TASK DETAILS: Write out each line word for word. Drop pictures.

SUPPLIED ENTRIES:

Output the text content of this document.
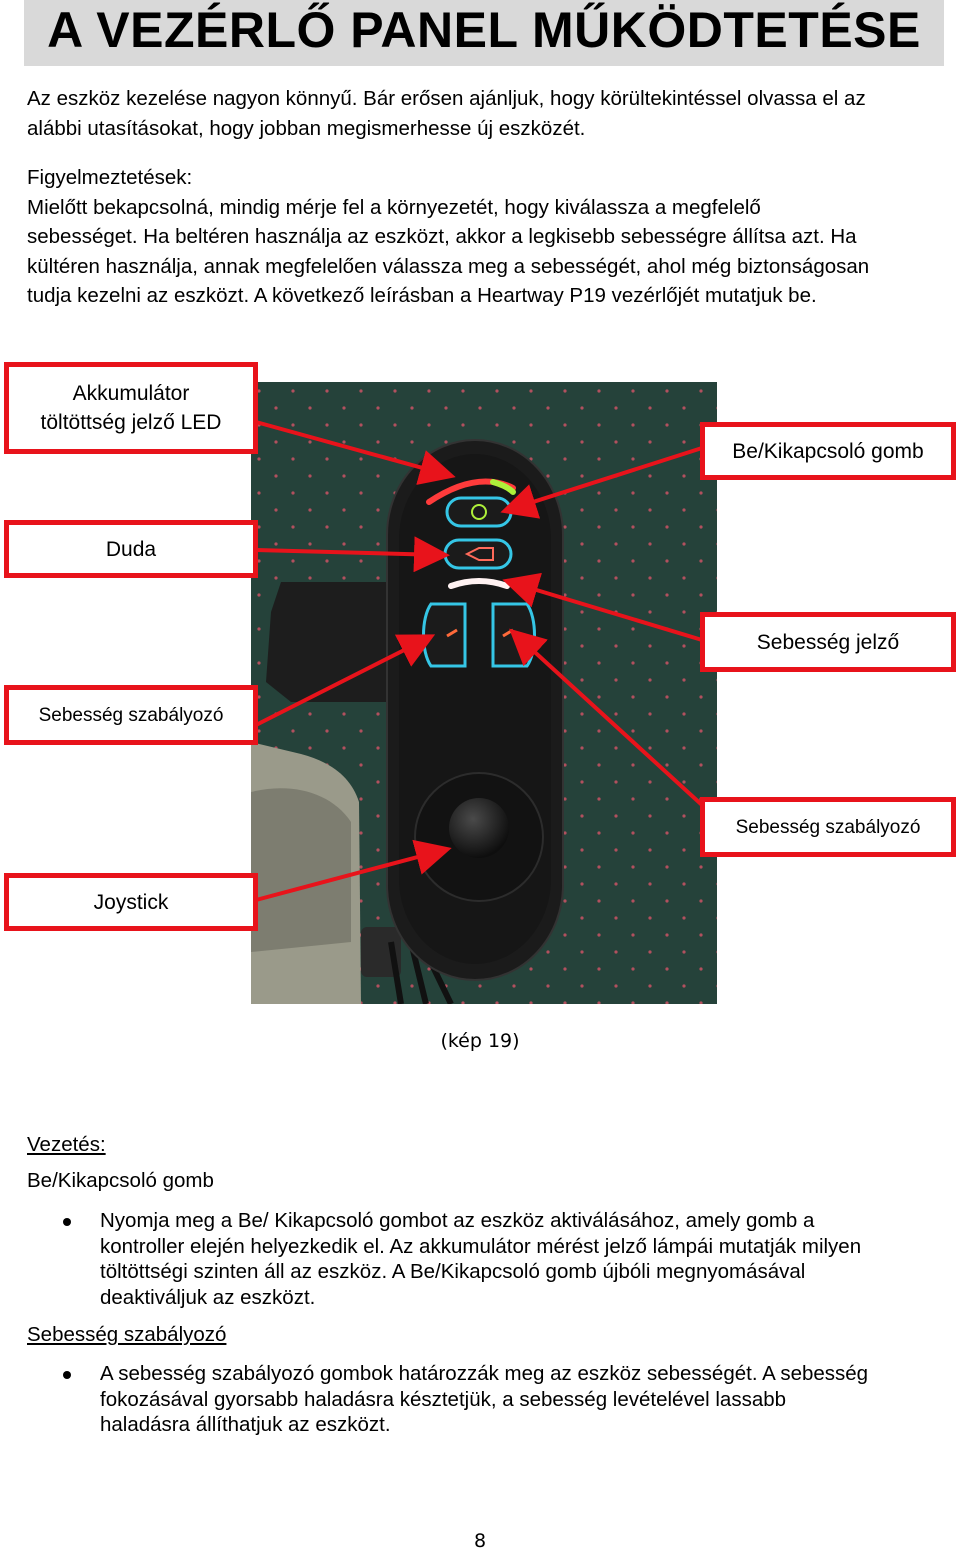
A VEZÉRLŐ PANEL MŰKÖDTETÉSE
Az eszköz kezelése nagyon könnyű. Bár erősen ajánljuk, hogy körültekintéssel olvassa el az
alábbi utasításokat, hogy jobban megismerhesse új eszközét.
Figyelmeztetések:
Mielőtt bekapcsolná, mindig mérje fel a környezetét, hogy kiválassza a megfelelő
sebességet. Ha beltéren használja az eszközt, akkor a legkisebb sebességre állítsa azt. Ha
kültéren használja, annak megfelelően válassza meg a sebességét, ahol még biztonságosan
tudja kezelni az eszközt. A következő leírásban a Heartway P19 vezérlőjét mutatjuk be.
Akkumulátor
töltöttség jelző LED
Be/Kikapcsoló gomb
Duda
Sebesség jelző
Sebesség szabályozó
Sebesség szabályozó
Joystick
(kép 19)
Vezetés:
Be/Kikapcsoló gomb
Nyomja meg a Be/ Kikapcsoló gombot az eszköz aktiválásához, amely gomb a
kontroller elején helyezkedik el. Az akkumulátor mérést jelző lámpái mutatják milyen
töltöttségi szinten áll az eszköz. A Be/Kikapcsoló gomb újbóli megnyomásával
deaktiváljuk az eszközt.
Sebesség szabályozó
A sebesség szabályozó gombok határozzák meg az eszköz sebességét. A sebesség
fokozásával gyorsabb haladásra késztetjük, a sebesség levételével lassabb
haladásra állíthatjuk az eszközt.
8
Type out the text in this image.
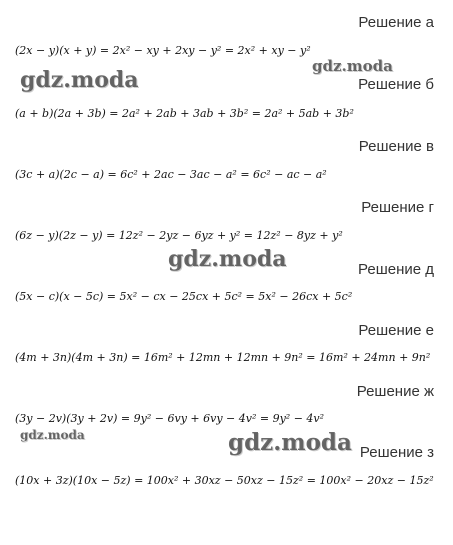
Решение а
Решение б
Решение в
Решение г
Решение д
Решение е
Решение ж
Решение з
(2x − y)(x + y) = 2x² − xy + 2xy − y² = 2x² + xy − y²
(a + b)(2a + 3b) = 2a² + 2ab + 3ab + 3b² = 2a² + 5ab + 3b²
(3c + a)(2c − a) = 6c² + 2ac − 3ac − a² = 6c² − ac − a²
(6z − y)(2z − y) = 12z² − 2yz − 6yz + y² = 12z² − 8yz + y²
(5x − c)(x − 5c) = 5x² − cx − 25cx + 5c² = 5x² − 26cx + 5c²
(4m + 3n)(4m + 3n) = 16m² + 12mn + 12mn + 9n² = 16m² + 24mn + 9n²
(3y − 2v)(3y + 2v) = 9y² − 6vy + 6vy − 4v² = 9y² − 4v²
(10x + 3z)(10x − 5z) = 100x² + 30xz − 50xz − 15z² = 100x² − 20xz − 15z²
gdz.moda
gdz.moda
gdz.moda
gdz.moda	gdz.moda
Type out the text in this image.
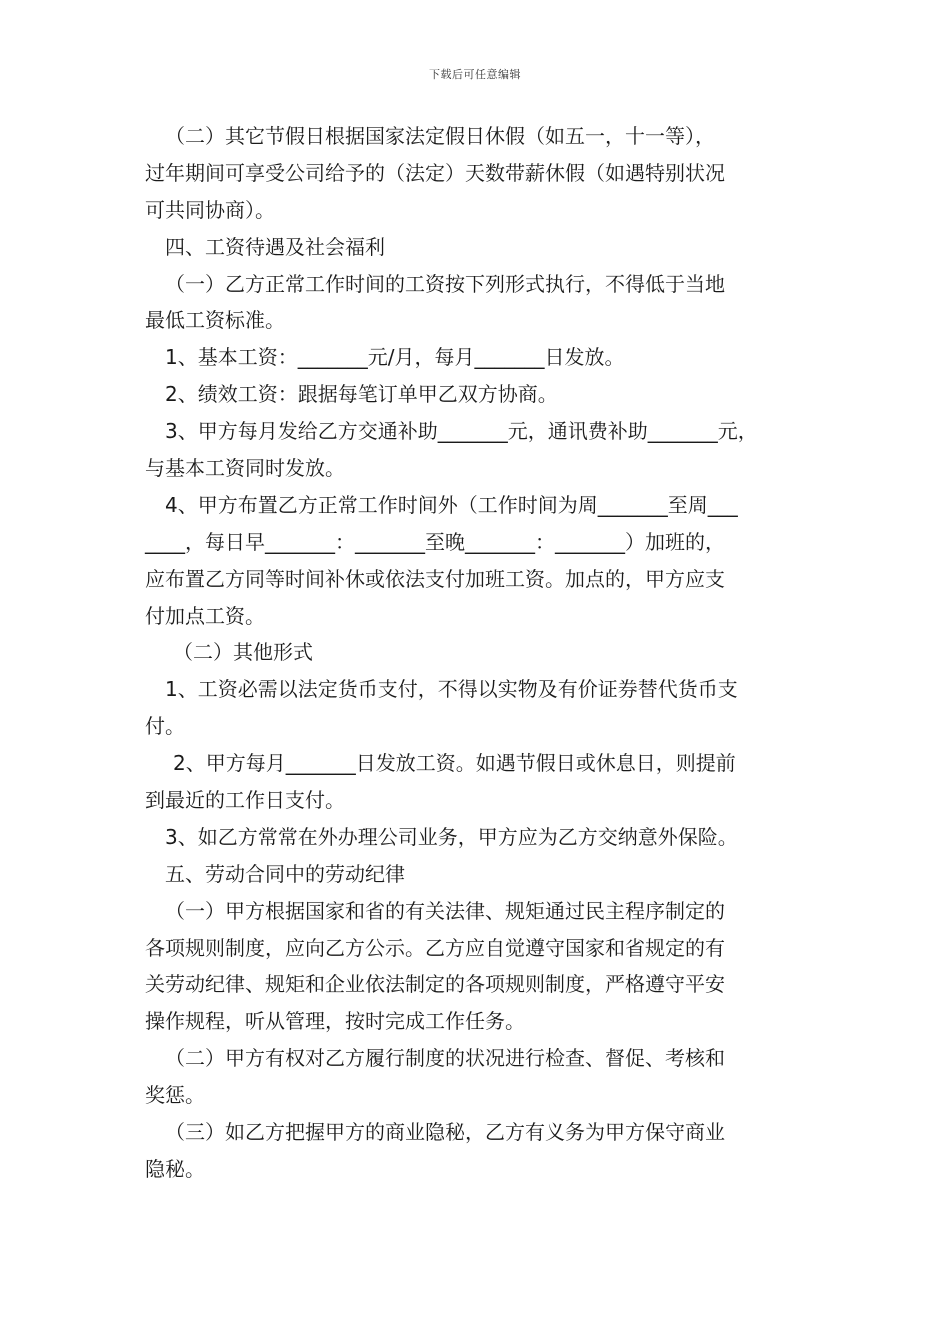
下载后可任意编辑
（二）其它节假日根据国家法定假日休假（如五一，十一等），
过年期间可享受公司给予的（法定）天数带薪休假（如遇特别状况
可共同协商）。
四、工资待遇及社会福利
（一）乙方正常工作时间的工资按下列形式执行，不得低于当地
最低工资标准。
1、基本工资：_______元/月，每月_______日发放。
2、绩效工资：跟据每笔订单甲乙双方协商。
3、甲方每月发给乙方交通补助_______元，通讯费补助_______元，
与基本工资同时发放。
4、甲方布置乙方正常工作时间外（工作时间为周_______至周___
____，每日早_______：_______至晚_______：_______）加班的，
应布置乙方同等时间补休或依法支付加班工资。加点的，甲方应支
付加点工资。
（二）其他形式
1、工资必需以法定货币支付，不得以实物及有价证券替代货币支
付。
2、甲方每月_______日发放工资。如遇节假日或休息日，则提前
到最近的工作日支付。
3、如乙方常常在外办理公司业务，甲方应为乙方交纳意外保险。
五、劳动合同中的劳动纪律
（一）甲方根据国家和省的有关法律、规矩通过民主程序制定的
各项规则制度，应向乙方公示。乙方应自觉遵守国家和省规定的有
关劳动纪律、规矩和企业依法制定的各项规则制度，严格遵守平安
操作规程，听从管理，按时完成工作任务。
（二）甲方有权对乙方履行制度的状况进行检查、督促、考核和
奖惩。
（三）如乙方把握甲方的商业隐秘，乙方有义务为甲方保守商业
隐秘。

TASK RESPONSE:
Output the text content of this document.
A VEZÉRLŐ PANEL MŰKÖDTETÉSE
Az eszköz kezelése nagyon könnyű. Bár erősen ajánljuk, hogy körültekintéssel olvassa el az
alábbi utasításokat, hogy jobban megismerhesse új eszközét.
Figyelmeztetések:
Mielőtt bekapcsolná, mindig mérje fel a környezetét, hogy kiválassza a megfelelő
sebességet. Ha beltéren használja az eszközt, akkor a legkisebb sebességre állítsa azt. Ha
kültéren használja, annak megfelelően válassza meg a sebességét, ahol még biztonságosan
tudja kezelni az eszközt. A következő leírásban a Heartway P19 vezérlőjét mutatjuk be.
Akkumulátor
töltöttség jelző LED
Be/Kikapcsoló gomb
Duda
Sebesség jelző
Sebesség szabályozó
Sebesség szabályozó
Joystick
(kép 19)
Vezetés:
Be/Kikapcsoló gomb
Nyomja meg a Be/ Kikapcsoló gombot az eszköz aktiválásához, amely gomb a
kontroller elején helyezkedik el. Az akkumulátor mérést jelző lámpái mutatják milyen
töltöttségi szinten áll az eszköz. A Be/Kikapcsoló gomb újbóli megnyomásával
deaktiváljuk az eszközt.
Sebesség szabályozó
A sebesség szabályozó gombok határozzák meg az eszköz sebességét. A sebesség
fokozásával gyorsabb haladásra késztetjük, a sebesség levételével lassabb
haladásra állíthatjuk az eszközt.
8
Type out the text in this image.
Решение а
Решение б
Решение в
Решение г
Решение д
Решение е
Решение ж
Решение з
(2x − y)(x + y) = 2x² − xy + 2xy − y² = 2x² + xy − y²
(a + b)(2a + 3b) = 2a² + 2ab + 3ab + 3b² = 2a² + 5ab + 3b²
(3c + a)(2c − a) = 6c² + 2ac − 3ac − a² = 6c² − ac − a²
(6z − y)(2z − y) = 12z² − 2yz − 6yz + y² = 12z² − 8yz + y²
(5x − c)(x − 5c) = 5x² − cx − 25cx + 5c² = 5x² − 26cx + 5c²
(4m + 3n)(4m + 3n) = 16m² + 12mn + 12mn + 9n² = 16m² + 24mn + 9n²
(3y − 2v)(3y + 2v) = 9y² − 6vy + 6vy − 4v² = 9y² − 4v²
(10x + 3z)(10x − 5z) = 100x² + 30xz − 50xz − 15z² = 100x² − 20xz − 15z²
gdz.moda
gdz.moda
gdz.moda
gdz.moda	gdz.moda
Type out the text in this image.
下载后可任意编辑
（二）其它节假日根据国家法定假日休假（如五一，十一等），
过年期间可享受公司给予的（法定）天数带薪休假（如遇特别状况
可共同协商）。
四、工资待遇及社会福利
（一）乙方正常工作时间的工资按下列形式执行，不得低于当地
最低工资标准。
1、基本工资：_______元/月，每月_______日发放。
2、绩效工资：跟据每笔订单甲乙双方协商。
3、甲方每月发给乙方交通补助_______元，通讯费补助_______元，
与基本工资同时发放。
4、甲方布置乙方正常工作时间外（工作时间为周_______至周___
____，每日早_______：_______至晚_______：_______）加班的，
应布置乙方同等时间补休或依法支付加班工资。加点的，甲方应支
付加点工资。
（二）其他形式
1、工资必需以法定货币支付，不得以实物及有价证券替代货币支
付。
2、甲方每月_______日发放工资。如遇节假日或休息日，则提前
到最近的工作日支付。
3、如乙方常常在外办理公司业务，甲方应为乙方交纳意外保险。
五、劳动合同中的劳动纪律
（一）甲方根据国家和省的有关法律、规矩通过民主程序制定的
各项规则制度，应向乙方公示。乙方应自觉遵守国家和省规定的有
关劳动纪律、规矩和企业依法制定的各项规则制度，严格遵守平安
操作规程，听从管理，按时完成工作任务。
（二）甲方有权对乙方履行制度的状况进行检查、督促、考核和
奖惩。
（三）如乙方把握甲方的商业隐秘，乙方有义务为甲方保守商业
隐秘。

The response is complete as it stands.